▶ **TEXT**:
-=-=-

This is basically why I want the spec to define how you check for a valid 
e-mail address -- so that the authors won't do anything more than basic 
sanity checking.


On Sun, 23 Aug 2009, Tab Atkins Jr. wrote:
> 
> Unless you avoid validating *entirely*, there's virtually always going 
> to be some subset of theoretically valid addresses that you'll flag as 
> invalid, though.

I think it's more the theoretically invalid ones (that work anyway) that 
we're worried about.


On Mon, 24 Aug 2009, Aryeh Gregor wrote:
>
> The breakdown of the 202 is as follows.
> 
> * Single trailing dot in domain part: 100 (prohibited by RFC but
> plausibly deliverable)

Raising an error on these seems ok, the user almost certainly didn't mean 
the dot and can just remove it.


> * Single trailing dot in local part: 40 (prohibited by RFC but
> plausibly deliverable)

Now allowed.


> * Valid address in angle brackets (with other junk around it): 21
> (permitted by RFC, kind of, and plausibly deliverable)

Intentionally not allowed.


> * Multiple consecutive dots: 20 (prohibited by RFC but plausibly deliverable)

I've change the grammar to allow multiple dots in the username part.


> * No @: 9 (unlikely to be deliverable)
> * Comment: 3 (permitted by RFC and plausibly deliverable)

Intentionally not allowed.


> * Miscellaneous: 9 (one containing [NO]@[SPAM], two with trailing >,
> one in "quotes", one with single leading dot in local part, two with
> single leading comma in local part, one with leading ": ", one with
> leading "\")

All but the one with a "." are intentionally disallowed. The one with a 
leading "." is now allowed.

-=-=-

▶ **DATA SHOWN**:

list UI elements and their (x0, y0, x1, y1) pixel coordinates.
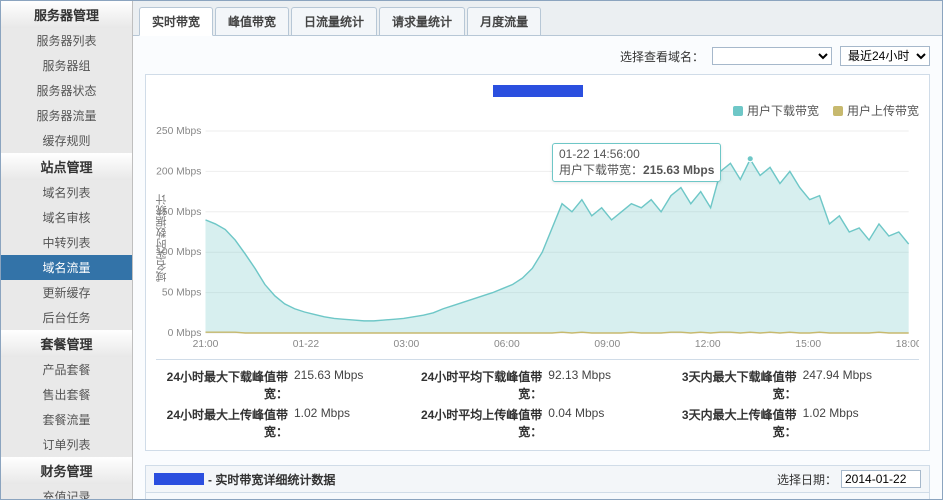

-=-=-

▶ **DIRECTIVE A**: In the email-validation message, how many of the 202 addresses had a single trailing dot in the domain part?
▶ **DIRECTIVE B**: Please retype the email-validation message from "I've change the" up to and including "RFC and plausibly deliverable)".
The listing has no connection to the email-validation message.

▶ **FULL ANSWER A**: 100

▶ **FULL ANSWER B**:
I've change the grammar to allow multiple dots in the username part.


> * No @: 9 (unlikely to be deliverable)
> * Comment: 3 (permitted by RFC and plausibly deliverable)